WHAT IS REQUIRED:
Repeat every record exactly, but keep images out of the copy.

Data extracted from a collection:
....................

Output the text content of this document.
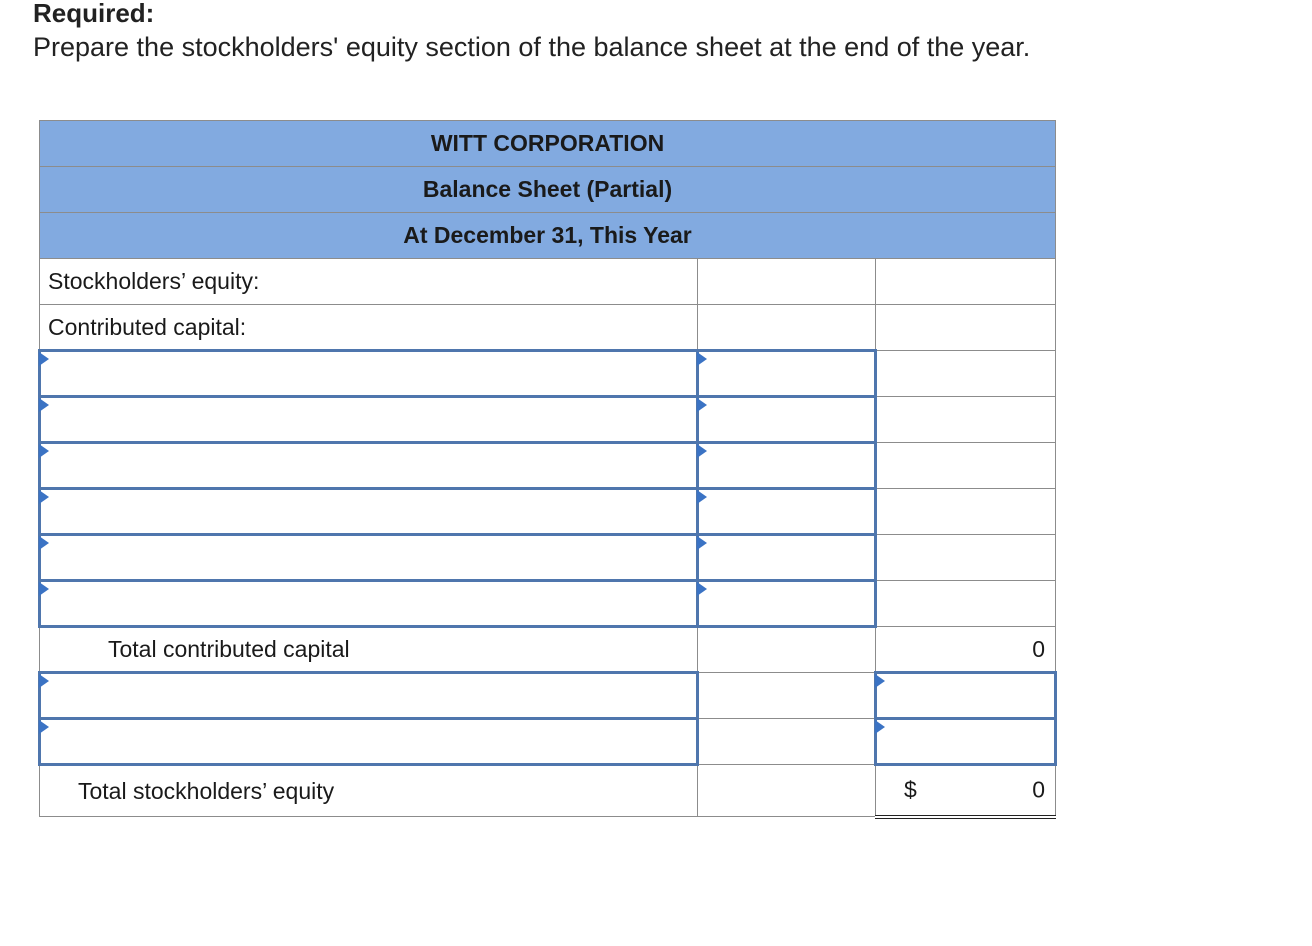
Required:
Prepare the stockholders' equity section of the balance sheet at the end of the year.
WITT CORPORATION		
Balance Sheet (Partial)		
At December 31, This Year		
Stockholders’ equity:		
Contributed capital:		

Total contributed capital		0

Total stockholders’ equity		$ 0
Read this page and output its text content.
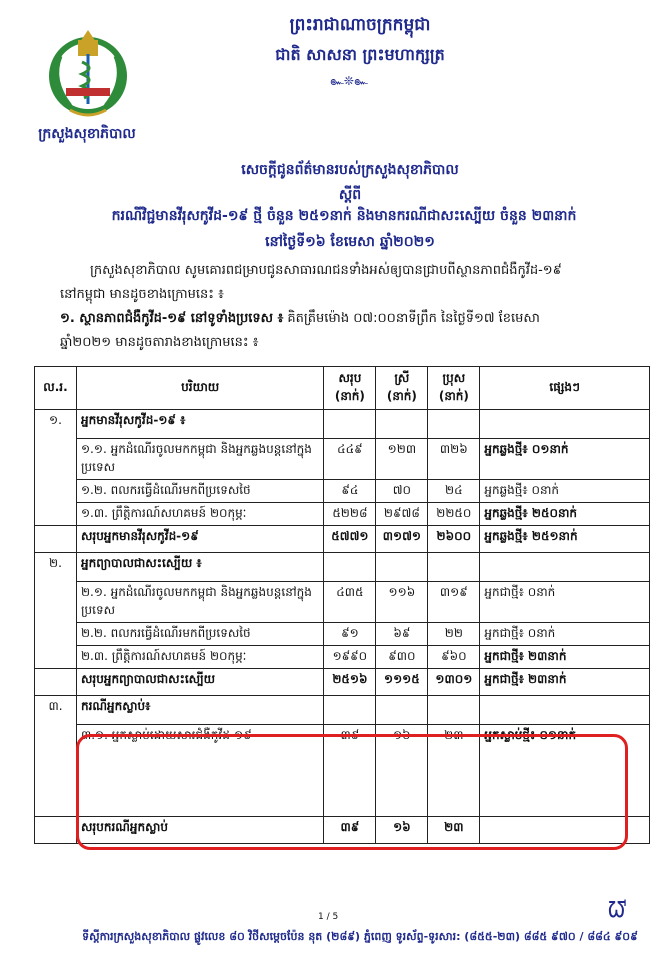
ក្រសួងសុខាភិបាល
ព្រះរាជាណាចក្រកម្ពុជា
ជាតិ សាសនា ព្រះមហាក្សត្រ
๛❊๛
សេចក្តីជូនព័ត៌មានរបស់ក្រសួងសុខាភិបាល
ស្តីពី
ករណីវិជ្ជមានវីរុសកូវីដ-១៩ ថ្មី ចំនួន ២៥១នាក់ និងមានករណីជាសះស្បើយ ចំនួន ២៣នាក់
នៅថ្ងៃទី១៦ ខែមេសា ឆ្នាំ២០២១
ក្រសួងសុខាភិបាល សូមគោរពជម្រាបជូនសាធារណជនទាំងអស់ឲ្យបានជ្រាបពីស្ថានភាពជំងឺកូវីដ-១៩
នៅកម្ពុជា មានដូចខាងក្រោមនេះ ៖
១. ស្ថានភាពជំងឺកូវីដ-១៩ នៅទូទាំងប្រទេស ៖ គិតត្រឹមម៉ោង ០៧:០០នាទីព្រឹក នៃថ្ងៃទី១៧ ខែមេសា
ឆ្នាំ២០២១ មានដូចតារាងខាងក្រោមនេះ ៖
ល.រ.	បរិយាយ	សរុប (នាក់)	ស្រី (នាក់)	ប្រុស (នាក់)	ផ្សេងៗ
១.	អ្នកមានវីរុសកូវីដ-១៩ ៖				
	១.១. អ្នកដំណើរចូលមកកម្ពុជា និងអ្នកឆ្លងបន្តនៅក្នុងប្រទេស	៤៤៩	១២៣	៣២៦	អ្នកឆ្លងថ្មី៖ ០១នាក់
	១.២. ពលករធ្វើដំណើរមកពីប្រទេសថៃ	៩៤	៧០	២៤	អ្នកឆ្លងថ្មី៖ ០នាក់
	១.៣. ព្រឹត្តិការណ៍សហគមន៍ ២០កុម្ភៈ	៥២២៨	២៩៧៨	២២៥០	អ្នកឆ្លងថ្មី៖ ២៥០នាក់
	សរុបអ្នកមានវីរុសកូវីដ-១៩	៥៧៧១	៣១៧១	២៦០០	អ្នកឆ្លងថ្មី៖ ២៥១នាក់
២.	អ្នកព្យាបាលជាសះស្បើយ ៖				
	២.១. អ្នកដំណើរចូលមកកម្ពុជា និងអ្នកឆ្លងបន្តនៅក្នុងប្រទេស	៤៣៥	១១៦	៣១៩	អ្នកជាថ្មី៖ ០នាក់
	២.២. ពលករធ្វើដំណើរមកពីប្រទេសថៃ	៩១	៦៩	២២	អ្នកជាថ្មី៖ ០នាក់
	២.៣. ព្រឹត្តិការណ៍សហគមន៍ ២០កុម្ភៈ	១៩៩០	៩៣០	៩៦០	អ្នកជាថ្មី៖ ២៣នាក់
	សរុបអ្នកព្យាបាលជាសះស្បើយ	២៥១៦	១១១៥	១៣០១	អ្នកជាថ្មី៖ ២៣នាក់
៣.	ករណីអ្នកស្លាប់៖				
	៣.១. អ្នកស្លាប់ដោយសារជំងឺកូវីដ-១៩	៣៩	១៦	២៣	អ្នកស្លាប់ថ្មី៖ ០១នាក់
	សរុបករណីអ្នកស្លាប់	៣៩	១៦	២៣	
ᘺ
1 / 5
ទីស្តីការក្រសួងសុខាភិបាល ផ្លូវលេខ ៨០ វិថីសម្តេចប៉ែន នុត (២៨៩) ភ្នំពេញ ទូរស័ព្ទ-ទូរសារ: (៨៥៥-២៣) ៨៨៥ ៩៧០ / ៨៨៤ ៩០៩
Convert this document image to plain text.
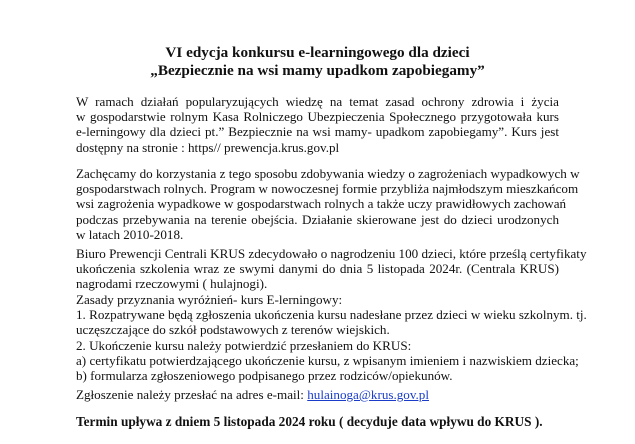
VI edycja konkursu e-learningowego dla dzieci
„Bezpiecznie na wsi mamy upadkom zapobiegamy”
W ramach działań popularyzujących wiedzę na temat zasad ochrony zdrowia i życia
w gospodarstwie rolnym Kasa Rolniczego Ubezpieczenia Społecznego przygotowała kurs
e-lerningowy dla dzieci pt.” Bezpiecznie na wsi mamy- upadkom zapobiegamy”. Kurs jest
dostępny na stronie : https// prewencja.krus.gov.pl
Zachęcamy do korzystania z tego sposobu zdobywania wiedzy o zagrożeniach wypadkowych w
gospodarstwach rolnych. Program w nowoczesnej formie przybliża najmłodszym mieszkańcom
wsi zagrożenia wypadkowe w gospodarstwach rolnych a także uczy prawidłowych zachowań
podczas przebywania na terenie obejścia. Działanie skierowane jest do dzieci urodzonych
w latach 2010-2018.
Biuro Prewencji Centrali KRUS zdecydowało o nagrodzeniu 100 dzieci, które prześlą certyfikaty
ukończenia szkolenia wraz ze swymi danymi do dnia 5 listopada 2024r. (Centrala KRUS)
nagrodami rzeczowymi ( hulajnogi).
Zasady przyznania wyróżnień- kurs E-lerningowy:
1. Rozpatrywane będą zgłoszenia ukończenia kursu nadesłane przez dzieci w wieku szkolnym. tj.
uczęszczające do szkół podstawowych z terenów wiejskich.
2. Ukończenie kursu należy potwierdzić przesłaniem do KRUS:
a) certyfikatu potwierdzającego ukończenie kursu, z wpisanym imieniem i nazwiskiem dziecka;
b) formularza zgłoszeniowego podpisanego przez rodziców/opiekunów.
Zgłoszenie należy przesłać na adres e-mail: hulainoga@krus.gov.pl
Termin upływa z dniem 5 listopada 2024 roku ( decyduje data wpływu do KRUS ).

....................

COMPLETE ANSWER:
Output the text content of this document.
Required:
Prepare the stockholders' equity section of the balance sheet at the end of the year.
WITT CORPORATION		
Balance Sheet (Partial)		
At December 31, This Year		
Stockholders’ equity:		
Contributed capital:		

Total contributed capital		0

Total stockholders’ equity		$ 0
Read this page and output its text content.
ក្រសួងសុខាភិបាល
ព្រះរាជាណាចក្រកម្ពុជា
ជាតិ សាសនា ព្រះមហាក្សត្រ
๛❊๛
សេចក្តីជូនព័ត៌មានរបស់ក្រសួងសុខាភិបាល
ស្តីពី
ករណីវិជ្ជមានវីរុសកូវីដ-១៩ ថ្មី ចំនួន ២៥១នាក់ និងមានករណីជាសះស្បើយ ចំនួន ២៣នាក់
នៅថ្ងៃទី១៦ ខែមេសា ឆ្នាំ២០២១
ក្រសួងសុខាភិបាល សូមគោរពជម្រាបជូនសាធារណជនទាំងអស់ឲ្យបានជ្រាបពីស្ថានភាពជំងឺកូវីដ-១៩
នៅកម្ពុជា មានដូចខាងក្រោមនេះ ៖
១. ស្ថានភាពជំងឺកូវីដ-១៩ នៅទូទាំងប្រទេស ៖ គិតត្រឹមម៉ោង ០៧:០០នាទីព្រឹក នៃថ្ងៃទី១៧ ខែមេសា
ឆ្នាំ២០២១ មានដូចតារាងខាងក្រោមនេះ ៖
ល.រ.	បរិយាយ	សរុប (នាក់)	ស្រី (នាក់)	ប្រុស (នាក់)	ផ្សេងៗ
១.	អ្នកមានវីរុសកូវីដ-១៩ ៖				
	១.១. អ្នកដំណើរចូលមកកម្ពុជា និងអ្នកឆ្លងបន្តនៅក្នុងប្រទេស	៤៤៩	១២៣	៣២៦	អ្នកឆ្លងថ្មី៖ ០១នាក់
	១.២. ពលករធ្វើដំណើរមកពីប្រទេសថៃ	៩៤	៧០	២៤	អ្នកឆ្លងថ្មី៖ ០នាក់
	១.៣. ព្រឹត្តិការណ៍សហគមន៍ ២០កុម្ភៈ	៥២២៨	២៩៧៨	២២៥០	អ្នកឆ្លងថ្មី៖ ២៥០នាក់
	សរុបអ្នកមានវីរុសកូវីដ-១៩	៥៧៧១	៣១៧១	២៦០០	អ្នកឆ្លងថ្មី៖ ២៥១នាក់
២.	អ្នកព្យាបាលជាសះស្បើយ ៖				
	២.១. អ្នកដំណើរចូលមកកម្ពុជា និងអ្នកឆ្លងបន្តនៅក្នុងប្រទេស	៤៣៥	១១៦	៣១៩	អ្នកជាថ្មី៖ ០នាក់
	២.២. ពលករធ្វើដំណើរមកពីប្រទេសថៃ	៩១	៦៩	២២	អ្នកជាថ្មី៖ ០នាក់
	២.៣. ព្រឹត្តិការណ៍សហគមន៍ ២០កុម្ភៈ	១៩៩០	៩៣០	៩៦០	អ្នកជាថ្មី៖ ២៣នាក់
	សរុបអ្នកព្យាបាលជាសះស្បើយ	២៥១៦	១១១៥	១៣០១	អ្នកជាថ្មី៖ ២៣នាក់
៣.	ករណីអ្នកស្លាប់៖				
	៣.១. អ្នកស្លាប់ដោយសារជំងឺកូវីដ-១៩	៣៩	១៦	២៣	អ្នកស្លាប់ថ្មី៖ ០១នាក់
	សរុបករណីអ្នកស្លាប់	៣៩	១៦	២៣	
ᘺ
1 / 5
ទីស្តីការក្រសួងសុខាភិបាល ផ្លូវលេខ ៨០ វិថីសម្តេចប៉ែន នុត (២៨៩) ភ្នំពេញ ទូរស័ព្ទ-ទូរសារ: (៨៥៥-២៣) ៨៨៥ ៩៧០ / ៨៨៤ ៩០៩
Convert this document image to plain text.
VI edycja konkursu e-learningowego dla dzieci
„Bezpiecznie na wsi mamy upadkom zapobiegamy”
W ramach działań popularyzujących wiedzę na temat zasad ochrony zdrowia i życia
w gospodarstwie rolnym Kasa Rolniczego Ubezpieczenia Społecznego przygotowała kurs
e-lerningowy dla dzieci pt.” Bezpiecznie na wsi mamy- upadkom zapobiegamy”. Kurs jest
dostępny na stronie : https// prewencja.krus.gov.pl
Zachęcamy do korzystania z tego sposobu zdobywania wiedzy o zagrożeniach wypadkowych w
gospodarstwach rolnych. Program w nowoczesnej formie przybliża najmłodszym mieszkańcom
wsi zagrożenia wypadkowe w gospodarstwach rolnych a także uczy prawidłowych zachowań
podczas przebywania na terenie obejścia. Działanie skierowane jest do dzieci urodzonych
w latach 2010-2018.
Biuro Prewencji Centrali KRUS zdecydowało o nagrodzeniu 100 dzieci, które prześlą certyfikaty
ukończenia szkolenia wraz ze swymi danymi do dnia 5 listopada 2024r. (Centrala KRUS)
nagrodami rzeczowymi ( hulajnogi).
Zasady przyznania wyróżnień- kurs E-lerningowy:
1. Rozpatrywane będą zgłoszenia ukończenia kursu nadesłane przez dzieci w wieku szkolnym. tj.
uczęszczające do szkół podstawowych z terenów wiejskich.
2. Ukończenie kursu należy potwierdzić przesłaniem do KRUS:
a) certyfikatu potwierdzającego ukończenie kursu, z wpisanym imieniem i nazwiskiem dziecka;
b) formularza zgłoszeniowego podpisanego przez rodziców/opiekunów.
Zgłoszenie należy przesłać na adres e-mail: hulainoga@krus.gov.pl
Termin upływa z dniem 5 listopada 2024 roku ( decyduje data wpływu do KRUS ).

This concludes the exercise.